Request:
Copy each line that holds "link".

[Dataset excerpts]
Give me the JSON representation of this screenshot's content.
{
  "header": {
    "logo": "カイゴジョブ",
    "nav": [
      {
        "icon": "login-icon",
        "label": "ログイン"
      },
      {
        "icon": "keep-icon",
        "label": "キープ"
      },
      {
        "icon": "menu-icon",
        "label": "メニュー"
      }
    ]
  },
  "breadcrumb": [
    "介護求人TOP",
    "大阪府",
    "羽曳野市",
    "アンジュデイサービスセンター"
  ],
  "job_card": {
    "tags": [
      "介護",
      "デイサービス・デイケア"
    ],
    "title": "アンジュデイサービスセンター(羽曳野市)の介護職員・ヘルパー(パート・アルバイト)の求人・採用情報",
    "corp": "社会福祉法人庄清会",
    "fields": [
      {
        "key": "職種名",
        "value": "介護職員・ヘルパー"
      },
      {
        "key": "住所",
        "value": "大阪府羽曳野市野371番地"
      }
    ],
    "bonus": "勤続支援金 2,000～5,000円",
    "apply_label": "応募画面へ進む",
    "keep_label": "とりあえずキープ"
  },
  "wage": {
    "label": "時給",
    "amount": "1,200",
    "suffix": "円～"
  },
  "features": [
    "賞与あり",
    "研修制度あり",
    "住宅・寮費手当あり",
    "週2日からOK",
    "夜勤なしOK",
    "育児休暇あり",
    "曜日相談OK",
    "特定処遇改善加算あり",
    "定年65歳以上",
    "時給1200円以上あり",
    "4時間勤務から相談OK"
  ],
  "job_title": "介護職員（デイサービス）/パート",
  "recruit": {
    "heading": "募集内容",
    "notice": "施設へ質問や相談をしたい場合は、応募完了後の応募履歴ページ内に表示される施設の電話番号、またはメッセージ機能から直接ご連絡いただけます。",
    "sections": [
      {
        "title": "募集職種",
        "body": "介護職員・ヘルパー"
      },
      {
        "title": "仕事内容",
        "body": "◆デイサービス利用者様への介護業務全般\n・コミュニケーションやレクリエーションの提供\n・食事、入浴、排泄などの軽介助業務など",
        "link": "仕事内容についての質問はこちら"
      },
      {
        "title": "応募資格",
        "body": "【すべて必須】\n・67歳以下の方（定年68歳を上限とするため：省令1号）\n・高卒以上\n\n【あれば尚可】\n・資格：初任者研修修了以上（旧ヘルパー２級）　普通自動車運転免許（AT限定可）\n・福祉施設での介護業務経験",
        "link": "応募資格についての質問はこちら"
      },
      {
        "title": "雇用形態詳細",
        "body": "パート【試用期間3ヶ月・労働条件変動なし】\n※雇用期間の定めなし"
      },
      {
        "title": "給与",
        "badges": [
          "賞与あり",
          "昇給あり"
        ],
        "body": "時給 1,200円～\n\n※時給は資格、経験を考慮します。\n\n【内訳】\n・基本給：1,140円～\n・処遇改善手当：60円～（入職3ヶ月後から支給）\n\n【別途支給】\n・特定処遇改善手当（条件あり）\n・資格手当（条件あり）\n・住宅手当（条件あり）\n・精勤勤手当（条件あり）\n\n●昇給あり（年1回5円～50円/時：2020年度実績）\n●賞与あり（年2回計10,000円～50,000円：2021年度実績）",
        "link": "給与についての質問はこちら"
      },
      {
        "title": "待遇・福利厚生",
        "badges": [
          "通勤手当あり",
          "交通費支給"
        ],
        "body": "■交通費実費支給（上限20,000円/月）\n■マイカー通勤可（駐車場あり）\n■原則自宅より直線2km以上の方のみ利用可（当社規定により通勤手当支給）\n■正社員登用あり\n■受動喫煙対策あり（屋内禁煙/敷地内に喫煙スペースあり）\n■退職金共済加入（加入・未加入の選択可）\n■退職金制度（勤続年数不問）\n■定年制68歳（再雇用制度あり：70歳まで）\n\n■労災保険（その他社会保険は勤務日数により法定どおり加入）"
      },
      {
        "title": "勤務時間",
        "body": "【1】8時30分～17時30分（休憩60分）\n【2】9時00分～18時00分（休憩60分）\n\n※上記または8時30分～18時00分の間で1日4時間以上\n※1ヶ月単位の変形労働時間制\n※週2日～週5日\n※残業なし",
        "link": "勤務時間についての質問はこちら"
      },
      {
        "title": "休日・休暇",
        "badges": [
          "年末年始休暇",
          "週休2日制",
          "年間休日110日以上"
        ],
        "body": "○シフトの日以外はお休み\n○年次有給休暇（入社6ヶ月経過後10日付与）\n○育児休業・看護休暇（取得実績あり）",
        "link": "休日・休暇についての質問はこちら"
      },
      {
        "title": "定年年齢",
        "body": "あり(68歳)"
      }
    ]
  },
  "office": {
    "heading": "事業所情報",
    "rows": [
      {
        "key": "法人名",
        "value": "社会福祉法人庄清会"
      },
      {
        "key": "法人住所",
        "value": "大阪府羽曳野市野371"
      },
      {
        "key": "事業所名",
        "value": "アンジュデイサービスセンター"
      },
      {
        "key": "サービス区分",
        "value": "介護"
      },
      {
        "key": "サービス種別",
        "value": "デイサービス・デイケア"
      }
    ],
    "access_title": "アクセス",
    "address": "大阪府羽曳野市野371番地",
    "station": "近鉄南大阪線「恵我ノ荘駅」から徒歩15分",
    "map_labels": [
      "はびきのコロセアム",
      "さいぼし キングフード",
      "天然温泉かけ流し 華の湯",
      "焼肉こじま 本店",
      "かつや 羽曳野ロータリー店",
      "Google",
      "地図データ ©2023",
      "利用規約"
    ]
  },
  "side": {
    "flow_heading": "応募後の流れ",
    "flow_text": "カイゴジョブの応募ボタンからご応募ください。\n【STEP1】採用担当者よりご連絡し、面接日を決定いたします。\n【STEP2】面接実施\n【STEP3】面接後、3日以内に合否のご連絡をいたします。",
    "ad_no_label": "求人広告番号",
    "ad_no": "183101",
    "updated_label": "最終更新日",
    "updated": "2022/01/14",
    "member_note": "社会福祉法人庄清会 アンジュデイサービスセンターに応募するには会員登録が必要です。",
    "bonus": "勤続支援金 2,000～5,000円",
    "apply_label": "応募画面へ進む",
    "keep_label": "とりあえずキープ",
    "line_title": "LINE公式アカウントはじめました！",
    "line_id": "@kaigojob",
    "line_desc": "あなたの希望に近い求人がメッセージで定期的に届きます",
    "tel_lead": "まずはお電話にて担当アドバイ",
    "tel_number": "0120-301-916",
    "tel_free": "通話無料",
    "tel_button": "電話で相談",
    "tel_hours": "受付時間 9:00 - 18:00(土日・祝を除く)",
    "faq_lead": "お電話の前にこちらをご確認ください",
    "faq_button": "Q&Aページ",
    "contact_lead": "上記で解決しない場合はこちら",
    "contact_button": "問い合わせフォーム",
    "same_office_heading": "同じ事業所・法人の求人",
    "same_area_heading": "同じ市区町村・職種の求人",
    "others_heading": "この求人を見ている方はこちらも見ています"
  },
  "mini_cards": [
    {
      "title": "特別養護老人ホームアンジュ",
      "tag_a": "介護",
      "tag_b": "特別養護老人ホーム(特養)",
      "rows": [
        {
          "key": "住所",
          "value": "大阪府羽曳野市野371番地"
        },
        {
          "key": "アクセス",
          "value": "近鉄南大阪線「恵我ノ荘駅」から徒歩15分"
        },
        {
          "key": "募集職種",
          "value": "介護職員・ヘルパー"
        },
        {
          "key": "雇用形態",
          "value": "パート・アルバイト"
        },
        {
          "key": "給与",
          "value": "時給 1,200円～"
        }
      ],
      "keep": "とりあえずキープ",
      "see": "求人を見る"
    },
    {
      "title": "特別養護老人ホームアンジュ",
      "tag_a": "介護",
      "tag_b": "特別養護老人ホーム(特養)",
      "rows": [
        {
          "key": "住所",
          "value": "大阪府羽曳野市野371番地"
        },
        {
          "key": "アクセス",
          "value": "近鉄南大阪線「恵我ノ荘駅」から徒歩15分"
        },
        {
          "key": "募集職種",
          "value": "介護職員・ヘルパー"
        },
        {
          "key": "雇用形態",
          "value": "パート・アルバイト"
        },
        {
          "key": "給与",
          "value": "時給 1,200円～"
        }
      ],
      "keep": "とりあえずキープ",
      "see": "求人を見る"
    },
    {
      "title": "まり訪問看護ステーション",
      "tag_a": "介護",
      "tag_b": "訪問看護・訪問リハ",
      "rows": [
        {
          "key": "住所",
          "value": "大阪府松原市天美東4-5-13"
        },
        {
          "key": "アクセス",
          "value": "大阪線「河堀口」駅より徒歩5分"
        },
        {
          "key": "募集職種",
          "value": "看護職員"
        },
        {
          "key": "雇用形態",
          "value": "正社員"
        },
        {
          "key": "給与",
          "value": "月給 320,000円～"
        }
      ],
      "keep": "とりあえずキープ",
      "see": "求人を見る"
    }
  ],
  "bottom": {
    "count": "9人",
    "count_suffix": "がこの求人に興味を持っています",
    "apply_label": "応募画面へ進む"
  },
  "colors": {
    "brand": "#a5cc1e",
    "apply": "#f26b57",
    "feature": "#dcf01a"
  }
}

The completed task:
        "link": "仕事内容についての質問はこちら"
        "link": "応募資格についての質問はこちら"
        "link": "給与についての質問はこちら"
        "link": "勤務時間についての質問はこちら"
        "link": "休日・休暇についての質問はこちら"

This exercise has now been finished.